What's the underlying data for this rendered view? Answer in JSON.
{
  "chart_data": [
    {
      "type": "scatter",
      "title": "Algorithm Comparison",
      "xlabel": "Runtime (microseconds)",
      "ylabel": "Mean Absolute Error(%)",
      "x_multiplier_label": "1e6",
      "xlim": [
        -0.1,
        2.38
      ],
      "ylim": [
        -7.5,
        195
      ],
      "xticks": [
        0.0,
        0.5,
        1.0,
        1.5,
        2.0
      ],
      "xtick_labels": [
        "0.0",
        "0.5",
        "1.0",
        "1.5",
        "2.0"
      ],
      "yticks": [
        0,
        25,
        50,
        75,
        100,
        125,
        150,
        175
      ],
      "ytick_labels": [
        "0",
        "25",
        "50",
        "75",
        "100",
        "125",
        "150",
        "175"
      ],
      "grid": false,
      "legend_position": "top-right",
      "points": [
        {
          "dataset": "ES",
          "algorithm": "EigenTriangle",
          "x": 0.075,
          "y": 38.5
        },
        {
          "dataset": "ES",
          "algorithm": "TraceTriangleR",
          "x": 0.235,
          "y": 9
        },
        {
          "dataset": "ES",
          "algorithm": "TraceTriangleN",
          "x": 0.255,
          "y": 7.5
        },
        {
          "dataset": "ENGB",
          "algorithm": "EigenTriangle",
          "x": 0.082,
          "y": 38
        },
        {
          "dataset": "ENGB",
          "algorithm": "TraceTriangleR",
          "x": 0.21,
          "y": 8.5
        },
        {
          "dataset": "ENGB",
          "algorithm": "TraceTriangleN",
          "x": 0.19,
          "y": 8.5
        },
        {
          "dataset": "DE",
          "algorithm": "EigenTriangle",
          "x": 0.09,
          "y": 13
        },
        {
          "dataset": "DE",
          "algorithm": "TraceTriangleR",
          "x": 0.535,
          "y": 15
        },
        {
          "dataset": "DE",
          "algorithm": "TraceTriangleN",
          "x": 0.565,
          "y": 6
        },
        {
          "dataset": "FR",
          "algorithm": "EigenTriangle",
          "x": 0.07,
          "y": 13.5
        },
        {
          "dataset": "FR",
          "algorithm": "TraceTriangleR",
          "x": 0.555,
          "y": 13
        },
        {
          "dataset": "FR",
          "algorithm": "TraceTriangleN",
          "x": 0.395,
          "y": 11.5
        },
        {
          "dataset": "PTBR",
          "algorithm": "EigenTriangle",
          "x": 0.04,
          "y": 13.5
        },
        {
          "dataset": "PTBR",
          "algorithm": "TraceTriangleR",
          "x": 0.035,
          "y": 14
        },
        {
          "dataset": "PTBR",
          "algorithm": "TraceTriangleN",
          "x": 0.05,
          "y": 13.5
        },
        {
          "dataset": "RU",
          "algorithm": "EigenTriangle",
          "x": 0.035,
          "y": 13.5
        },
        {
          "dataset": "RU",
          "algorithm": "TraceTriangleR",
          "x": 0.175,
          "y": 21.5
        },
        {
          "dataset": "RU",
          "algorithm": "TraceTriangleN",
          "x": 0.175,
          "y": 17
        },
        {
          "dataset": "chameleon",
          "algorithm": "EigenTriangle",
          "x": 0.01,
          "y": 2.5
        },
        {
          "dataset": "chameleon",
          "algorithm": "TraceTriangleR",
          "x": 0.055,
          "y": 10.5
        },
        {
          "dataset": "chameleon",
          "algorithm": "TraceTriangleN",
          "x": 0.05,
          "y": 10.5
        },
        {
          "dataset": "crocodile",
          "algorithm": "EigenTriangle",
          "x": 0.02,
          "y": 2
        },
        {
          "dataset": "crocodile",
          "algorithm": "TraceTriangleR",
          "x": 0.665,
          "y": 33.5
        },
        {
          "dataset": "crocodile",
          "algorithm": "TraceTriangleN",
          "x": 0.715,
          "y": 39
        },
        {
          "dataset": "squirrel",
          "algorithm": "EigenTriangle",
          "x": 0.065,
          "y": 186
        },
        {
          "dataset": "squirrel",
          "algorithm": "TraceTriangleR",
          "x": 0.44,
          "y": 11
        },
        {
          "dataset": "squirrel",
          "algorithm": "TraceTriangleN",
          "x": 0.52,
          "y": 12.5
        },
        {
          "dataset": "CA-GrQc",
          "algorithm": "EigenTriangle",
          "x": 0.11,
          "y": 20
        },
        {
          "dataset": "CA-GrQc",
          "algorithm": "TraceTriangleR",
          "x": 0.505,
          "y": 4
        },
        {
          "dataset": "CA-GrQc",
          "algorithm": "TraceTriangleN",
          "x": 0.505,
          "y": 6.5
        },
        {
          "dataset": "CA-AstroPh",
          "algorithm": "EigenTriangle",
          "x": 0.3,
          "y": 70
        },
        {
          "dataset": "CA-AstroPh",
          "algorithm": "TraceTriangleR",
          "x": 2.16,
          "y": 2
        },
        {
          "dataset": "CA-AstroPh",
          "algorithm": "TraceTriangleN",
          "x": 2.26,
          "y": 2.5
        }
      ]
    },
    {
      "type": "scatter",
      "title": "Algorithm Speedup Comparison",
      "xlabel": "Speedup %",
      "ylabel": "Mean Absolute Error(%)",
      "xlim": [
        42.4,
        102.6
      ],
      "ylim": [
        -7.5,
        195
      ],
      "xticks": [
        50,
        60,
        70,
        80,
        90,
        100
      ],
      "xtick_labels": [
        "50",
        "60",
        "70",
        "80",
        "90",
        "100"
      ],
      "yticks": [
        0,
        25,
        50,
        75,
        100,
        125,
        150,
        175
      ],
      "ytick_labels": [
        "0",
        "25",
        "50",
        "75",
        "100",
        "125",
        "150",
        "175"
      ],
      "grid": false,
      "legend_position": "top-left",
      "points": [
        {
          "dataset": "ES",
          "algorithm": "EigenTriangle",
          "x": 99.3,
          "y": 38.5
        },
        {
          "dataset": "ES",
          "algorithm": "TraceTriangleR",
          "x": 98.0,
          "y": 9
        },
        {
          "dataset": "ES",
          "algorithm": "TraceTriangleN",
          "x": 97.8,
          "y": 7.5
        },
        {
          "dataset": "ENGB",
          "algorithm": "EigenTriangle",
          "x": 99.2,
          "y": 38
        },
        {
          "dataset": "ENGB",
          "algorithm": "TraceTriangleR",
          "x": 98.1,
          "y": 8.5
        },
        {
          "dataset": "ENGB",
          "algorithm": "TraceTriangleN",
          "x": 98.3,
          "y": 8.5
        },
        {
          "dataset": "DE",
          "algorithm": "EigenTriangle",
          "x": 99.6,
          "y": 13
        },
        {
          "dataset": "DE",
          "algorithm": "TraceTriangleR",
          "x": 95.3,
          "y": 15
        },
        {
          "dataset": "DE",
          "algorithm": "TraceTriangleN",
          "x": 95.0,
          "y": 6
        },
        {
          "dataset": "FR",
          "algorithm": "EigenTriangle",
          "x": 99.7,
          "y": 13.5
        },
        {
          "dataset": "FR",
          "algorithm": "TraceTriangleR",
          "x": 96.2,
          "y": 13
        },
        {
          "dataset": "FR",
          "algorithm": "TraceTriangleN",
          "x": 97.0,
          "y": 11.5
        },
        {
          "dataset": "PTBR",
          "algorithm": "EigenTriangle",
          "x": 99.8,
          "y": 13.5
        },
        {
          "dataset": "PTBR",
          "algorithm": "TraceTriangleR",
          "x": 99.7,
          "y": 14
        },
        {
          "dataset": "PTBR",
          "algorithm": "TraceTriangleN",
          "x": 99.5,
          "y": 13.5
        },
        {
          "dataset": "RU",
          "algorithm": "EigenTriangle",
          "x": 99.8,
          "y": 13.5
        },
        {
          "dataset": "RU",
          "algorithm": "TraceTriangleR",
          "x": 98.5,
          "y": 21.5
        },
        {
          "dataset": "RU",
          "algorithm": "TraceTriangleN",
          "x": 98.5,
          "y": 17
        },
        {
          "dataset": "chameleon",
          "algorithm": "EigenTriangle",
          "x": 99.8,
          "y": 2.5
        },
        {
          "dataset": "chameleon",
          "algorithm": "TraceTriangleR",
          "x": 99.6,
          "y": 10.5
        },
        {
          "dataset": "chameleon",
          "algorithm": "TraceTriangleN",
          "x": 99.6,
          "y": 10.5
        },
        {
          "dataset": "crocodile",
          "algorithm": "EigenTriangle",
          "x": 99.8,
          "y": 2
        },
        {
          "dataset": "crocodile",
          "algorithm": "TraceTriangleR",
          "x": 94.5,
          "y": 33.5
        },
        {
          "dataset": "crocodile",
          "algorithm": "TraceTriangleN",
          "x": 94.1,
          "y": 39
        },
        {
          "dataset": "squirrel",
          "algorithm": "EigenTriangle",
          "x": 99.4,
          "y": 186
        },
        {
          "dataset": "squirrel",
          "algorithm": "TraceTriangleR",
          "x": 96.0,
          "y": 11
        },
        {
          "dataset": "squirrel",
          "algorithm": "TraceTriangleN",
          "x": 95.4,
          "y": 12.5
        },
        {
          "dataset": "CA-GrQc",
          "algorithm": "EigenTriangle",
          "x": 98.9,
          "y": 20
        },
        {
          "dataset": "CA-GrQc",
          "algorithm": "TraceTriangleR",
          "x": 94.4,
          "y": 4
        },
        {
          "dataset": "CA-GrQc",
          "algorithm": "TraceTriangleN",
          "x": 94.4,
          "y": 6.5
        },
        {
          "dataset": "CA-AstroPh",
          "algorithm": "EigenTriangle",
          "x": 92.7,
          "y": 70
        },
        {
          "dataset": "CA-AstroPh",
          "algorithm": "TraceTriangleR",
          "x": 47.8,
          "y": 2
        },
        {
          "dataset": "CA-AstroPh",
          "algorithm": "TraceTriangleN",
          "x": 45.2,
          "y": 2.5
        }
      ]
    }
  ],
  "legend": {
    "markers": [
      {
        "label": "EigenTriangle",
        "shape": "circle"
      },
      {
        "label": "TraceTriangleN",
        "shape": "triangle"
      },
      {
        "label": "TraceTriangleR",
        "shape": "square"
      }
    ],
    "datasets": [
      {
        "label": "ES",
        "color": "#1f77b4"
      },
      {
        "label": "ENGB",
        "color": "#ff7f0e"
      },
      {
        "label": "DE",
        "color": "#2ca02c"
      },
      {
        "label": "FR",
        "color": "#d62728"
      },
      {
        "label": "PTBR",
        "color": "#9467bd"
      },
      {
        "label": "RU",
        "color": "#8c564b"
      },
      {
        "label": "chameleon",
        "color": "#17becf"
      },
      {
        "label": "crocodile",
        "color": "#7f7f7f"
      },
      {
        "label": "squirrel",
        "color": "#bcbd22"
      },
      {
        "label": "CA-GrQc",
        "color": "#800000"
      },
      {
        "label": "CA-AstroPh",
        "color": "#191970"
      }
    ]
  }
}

-------

# [Aim of the task]
Count every line of the records that holds "color". State the number, nothing else.

# [Response for this exercise]
11